# [Problem to solve]
Present each line of the entries below that holds the word "title".

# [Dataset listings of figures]

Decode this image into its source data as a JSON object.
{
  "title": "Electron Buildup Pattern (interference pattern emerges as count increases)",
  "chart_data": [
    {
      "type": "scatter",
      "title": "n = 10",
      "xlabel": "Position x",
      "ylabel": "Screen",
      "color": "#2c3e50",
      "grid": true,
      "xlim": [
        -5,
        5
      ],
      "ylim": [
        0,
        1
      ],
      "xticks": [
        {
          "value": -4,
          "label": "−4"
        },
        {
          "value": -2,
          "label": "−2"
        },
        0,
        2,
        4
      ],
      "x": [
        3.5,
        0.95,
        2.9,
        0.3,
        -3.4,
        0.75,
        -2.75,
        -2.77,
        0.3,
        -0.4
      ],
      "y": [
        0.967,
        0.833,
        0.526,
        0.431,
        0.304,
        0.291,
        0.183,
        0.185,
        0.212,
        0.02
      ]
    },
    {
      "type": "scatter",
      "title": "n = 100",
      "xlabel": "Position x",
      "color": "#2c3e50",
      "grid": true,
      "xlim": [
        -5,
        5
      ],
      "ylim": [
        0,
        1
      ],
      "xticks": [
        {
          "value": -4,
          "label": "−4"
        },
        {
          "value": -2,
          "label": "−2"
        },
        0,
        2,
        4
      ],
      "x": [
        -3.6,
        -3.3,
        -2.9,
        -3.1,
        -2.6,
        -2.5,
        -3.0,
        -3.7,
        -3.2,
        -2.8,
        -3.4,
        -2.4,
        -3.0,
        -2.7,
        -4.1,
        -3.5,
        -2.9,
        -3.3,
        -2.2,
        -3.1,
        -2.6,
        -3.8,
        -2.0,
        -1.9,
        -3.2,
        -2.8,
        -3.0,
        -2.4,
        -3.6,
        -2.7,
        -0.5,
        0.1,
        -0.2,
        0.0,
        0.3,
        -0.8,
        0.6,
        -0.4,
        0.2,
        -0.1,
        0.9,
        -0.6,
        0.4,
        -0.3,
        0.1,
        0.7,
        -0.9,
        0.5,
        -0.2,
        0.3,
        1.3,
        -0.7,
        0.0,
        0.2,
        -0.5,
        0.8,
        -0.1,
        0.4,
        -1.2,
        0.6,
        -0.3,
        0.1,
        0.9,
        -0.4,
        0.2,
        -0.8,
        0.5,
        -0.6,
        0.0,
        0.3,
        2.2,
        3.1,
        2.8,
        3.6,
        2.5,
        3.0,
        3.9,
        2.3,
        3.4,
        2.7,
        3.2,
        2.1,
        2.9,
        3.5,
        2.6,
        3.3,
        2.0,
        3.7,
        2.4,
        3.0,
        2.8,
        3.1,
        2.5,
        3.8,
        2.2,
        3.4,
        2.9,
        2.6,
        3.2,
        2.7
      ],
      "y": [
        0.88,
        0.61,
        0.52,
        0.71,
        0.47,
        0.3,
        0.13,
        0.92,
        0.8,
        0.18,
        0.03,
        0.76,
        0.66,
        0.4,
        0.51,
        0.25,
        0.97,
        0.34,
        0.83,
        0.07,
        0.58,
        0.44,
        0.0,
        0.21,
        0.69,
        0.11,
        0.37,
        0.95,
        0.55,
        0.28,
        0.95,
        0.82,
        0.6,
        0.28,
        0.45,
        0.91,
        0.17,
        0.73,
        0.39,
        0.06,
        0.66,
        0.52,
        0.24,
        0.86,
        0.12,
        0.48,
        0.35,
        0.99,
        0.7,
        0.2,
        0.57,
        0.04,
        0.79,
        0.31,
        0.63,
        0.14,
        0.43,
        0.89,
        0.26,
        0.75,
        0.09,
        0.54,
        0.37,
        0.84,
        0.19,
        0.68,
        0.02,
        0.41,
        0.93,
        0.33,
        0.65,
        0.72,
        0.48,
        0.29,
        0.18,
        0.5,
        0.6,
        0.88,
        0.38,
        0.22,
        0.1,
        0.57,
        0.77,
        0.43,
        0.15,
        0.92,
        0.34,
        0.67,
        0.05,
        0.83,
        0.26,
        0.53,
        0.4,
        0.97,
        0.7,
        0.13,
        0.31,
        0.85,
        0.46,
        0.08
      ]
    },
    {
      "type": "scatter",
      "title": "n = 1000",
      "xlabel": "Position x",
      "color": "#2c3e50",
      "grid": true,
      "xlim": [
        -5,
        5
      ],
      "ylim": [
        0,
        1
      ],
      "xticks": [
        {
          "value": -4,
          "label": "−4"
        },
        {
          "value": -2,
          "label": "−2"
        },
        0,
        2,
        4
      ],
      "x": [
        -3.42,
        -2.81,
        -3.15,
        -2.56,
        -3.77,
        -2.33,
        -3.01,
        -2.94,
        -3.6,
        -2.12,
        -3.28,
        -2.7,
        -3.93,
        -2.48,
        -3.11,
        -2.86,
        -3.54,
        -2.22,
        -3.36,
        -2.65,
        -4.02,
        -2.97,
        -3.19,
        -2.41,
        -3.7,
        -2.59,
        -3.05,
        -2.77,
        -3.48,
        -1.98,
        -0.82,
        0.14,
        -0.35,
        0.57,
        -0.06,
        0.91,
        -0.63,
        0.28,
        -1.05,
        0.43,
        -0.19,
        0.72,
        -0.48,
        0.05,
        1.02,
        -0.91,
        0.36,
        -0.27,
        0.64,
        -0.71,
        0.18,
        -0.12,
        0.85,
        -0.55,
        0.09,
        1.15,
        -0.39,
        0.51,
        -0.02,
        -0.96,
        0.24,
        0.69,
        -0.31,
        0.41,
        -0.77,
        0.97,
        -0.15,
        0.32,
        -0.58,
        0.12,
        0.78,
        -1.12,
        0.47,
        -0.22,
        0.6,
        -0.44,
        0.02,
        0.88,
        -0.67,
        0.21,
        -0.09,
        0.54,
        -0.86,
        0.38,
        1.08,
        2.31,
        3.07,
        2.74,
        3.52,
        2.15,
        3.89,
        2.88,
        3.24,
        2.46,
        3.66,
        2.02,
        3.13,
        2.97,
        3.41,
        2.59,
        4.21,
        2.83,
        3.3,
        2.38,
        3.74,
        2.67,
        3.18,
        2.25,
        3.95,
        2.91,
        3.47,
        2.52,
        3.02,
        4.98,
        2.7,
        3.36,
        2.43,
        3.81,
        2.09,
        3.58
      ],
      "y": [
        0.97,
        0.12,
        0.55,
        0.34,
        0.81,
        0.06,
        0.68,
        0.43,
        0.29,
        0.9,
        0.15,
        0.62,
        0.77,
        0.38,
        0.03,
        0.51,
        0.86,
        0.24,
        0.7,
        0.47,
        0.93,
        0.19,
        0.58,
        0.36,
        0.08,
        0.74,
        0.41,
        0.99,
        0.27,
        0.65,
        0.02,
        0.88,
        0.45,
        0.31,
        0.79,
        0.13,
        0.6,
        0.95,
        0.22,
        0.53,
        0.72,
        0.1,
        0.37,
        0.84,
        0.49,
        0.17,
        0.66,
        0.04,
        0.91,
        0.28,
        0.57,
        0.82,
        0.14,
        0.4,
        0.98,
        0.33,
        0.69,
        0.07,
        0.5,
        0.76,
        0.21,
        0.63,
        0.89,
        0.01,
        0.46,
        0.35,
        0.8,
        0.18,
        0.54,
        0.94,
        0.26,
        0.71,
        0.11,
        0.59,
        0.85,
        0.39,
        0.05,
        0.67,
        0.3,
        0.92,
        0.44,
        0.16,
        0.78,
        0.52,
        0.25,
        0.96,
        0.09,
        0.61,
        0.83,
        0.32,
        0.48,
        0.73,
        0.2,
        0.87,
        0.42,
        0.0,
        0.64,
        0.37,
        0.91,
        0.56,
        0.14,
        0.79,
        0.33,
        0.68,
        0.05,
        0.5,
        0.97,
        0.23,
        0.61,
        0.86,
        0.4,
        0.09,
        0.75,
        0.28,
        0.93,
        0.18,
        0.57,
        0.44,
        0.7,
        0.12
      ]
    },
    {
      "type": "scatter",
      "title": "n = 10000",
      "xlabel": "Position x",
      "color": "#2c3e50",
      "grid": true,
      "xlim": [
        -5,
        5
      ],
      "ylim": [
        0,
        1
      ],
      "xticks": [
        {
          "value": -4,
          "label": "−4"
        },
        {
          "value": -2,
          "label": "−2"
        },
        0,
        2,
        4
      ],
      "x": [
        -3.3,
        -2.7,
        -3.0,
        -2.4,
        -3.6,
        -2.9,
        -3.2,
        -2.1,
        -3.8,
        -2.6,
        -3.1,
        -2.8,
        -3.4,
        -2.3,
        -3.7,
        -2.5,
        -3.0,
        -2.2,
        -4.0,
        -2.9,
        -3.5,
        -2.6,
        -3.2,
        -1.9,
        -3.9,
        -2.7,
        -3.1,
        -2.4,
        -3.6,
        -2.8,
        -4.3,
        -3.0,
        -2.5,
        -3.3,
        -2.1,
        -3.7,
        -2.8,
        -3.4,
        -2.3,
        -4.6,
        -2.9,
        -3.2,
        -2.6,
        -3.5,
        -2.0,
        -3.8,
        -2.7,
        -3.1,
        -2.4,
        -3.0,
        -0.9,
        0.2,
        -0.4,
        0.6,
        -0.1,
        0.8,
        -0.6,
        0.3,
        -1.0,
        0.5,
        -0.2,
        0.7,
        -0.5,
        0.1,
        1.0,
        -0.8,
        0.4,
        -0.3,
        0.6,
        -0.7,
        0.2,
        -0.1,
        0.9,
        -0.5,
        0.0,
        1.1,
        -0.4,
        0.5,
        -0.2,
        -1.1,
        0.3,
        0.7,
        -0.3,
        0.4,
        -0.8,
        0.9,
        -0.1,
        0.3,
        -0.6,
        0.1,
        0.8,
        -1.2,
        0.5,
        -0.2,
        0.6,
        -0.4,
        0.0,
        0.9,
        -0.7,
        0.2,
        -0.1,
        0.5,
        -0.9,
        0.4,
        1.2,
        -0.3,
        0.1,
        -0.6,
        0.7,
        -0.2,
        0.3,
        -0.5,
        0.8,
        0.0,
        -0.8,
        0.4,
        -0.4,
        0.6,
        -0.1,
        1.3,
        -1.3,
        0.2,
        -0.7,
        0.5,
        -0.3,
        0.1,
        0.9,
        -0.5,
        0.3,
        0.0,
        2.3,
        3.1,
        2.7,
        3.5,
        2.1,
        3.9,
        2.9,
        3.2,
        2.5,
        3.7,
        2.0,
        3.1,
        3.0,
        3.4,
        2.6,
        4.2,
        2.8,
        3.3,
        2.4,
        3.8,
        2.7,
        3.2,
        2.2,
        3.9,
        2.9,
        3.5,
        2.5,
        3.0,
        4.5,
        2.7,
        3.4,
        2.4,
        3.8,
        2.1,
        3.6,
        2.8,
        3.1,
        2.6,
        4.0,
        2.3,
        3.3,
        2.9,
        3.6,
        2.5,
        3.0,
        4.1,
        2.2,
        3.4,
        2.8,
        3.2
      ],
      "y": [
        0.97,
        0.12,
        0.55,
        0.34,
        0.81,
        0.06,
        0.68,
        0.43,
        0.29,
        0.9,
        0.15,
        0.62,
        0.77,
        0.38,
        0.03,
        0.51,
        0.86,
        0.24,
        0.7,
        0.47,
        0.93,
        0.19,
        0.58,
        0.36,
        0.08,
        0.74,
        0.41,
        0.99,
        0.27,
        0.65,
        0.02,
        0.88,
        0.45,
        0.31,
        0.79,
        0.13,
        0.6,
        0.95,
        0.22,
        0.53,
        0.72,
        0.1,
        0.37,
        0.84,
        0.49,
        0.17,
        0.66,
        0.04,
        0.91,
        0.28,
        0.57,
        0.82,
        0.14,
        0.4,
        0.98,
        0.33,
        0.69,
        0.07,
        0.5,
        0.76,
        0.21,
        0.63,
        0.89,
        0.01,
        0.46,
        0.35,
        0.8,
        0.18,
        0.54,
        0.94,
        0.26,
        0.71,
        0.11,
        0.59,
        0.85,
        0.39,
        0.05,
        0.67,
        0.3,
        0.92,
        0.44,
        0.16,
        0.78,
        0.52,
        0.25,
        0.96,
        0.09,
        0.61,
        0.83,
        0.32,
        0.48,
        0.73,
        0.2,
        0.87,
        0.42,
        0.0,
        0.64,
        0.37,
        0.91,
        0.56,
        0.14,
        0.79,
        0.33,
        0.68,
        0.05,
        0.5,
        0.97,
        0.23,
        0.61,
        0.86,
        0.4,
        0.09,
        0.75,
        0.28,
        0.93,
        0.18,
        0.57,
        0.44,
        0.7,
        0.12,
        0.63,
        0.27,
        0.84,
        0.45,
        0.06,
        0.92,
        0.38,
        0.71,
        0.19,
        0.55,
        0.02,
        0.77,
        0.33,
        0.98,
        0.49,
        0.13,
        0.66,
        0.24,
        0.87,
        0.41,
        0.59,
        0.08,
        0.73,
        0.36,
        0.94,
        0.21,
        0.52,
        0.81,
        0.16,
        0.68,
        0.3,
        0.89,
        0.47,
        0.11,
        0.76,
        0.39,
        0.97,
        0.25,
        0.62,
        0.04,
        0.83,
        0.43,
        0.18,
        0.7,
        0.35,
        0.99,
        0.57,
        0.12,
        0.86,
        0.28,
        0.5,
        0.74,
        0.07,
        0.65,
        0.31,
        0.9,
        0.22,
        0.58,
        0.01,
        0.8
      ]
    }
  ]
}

# [Task solution]
  "title": "Electron Buildup Pattern (interference pattern emerges as count increases)",
      "title": "n = 10",
      "title": "n = 100",
      "title": "n = 1000",
      "title": "n = 10000",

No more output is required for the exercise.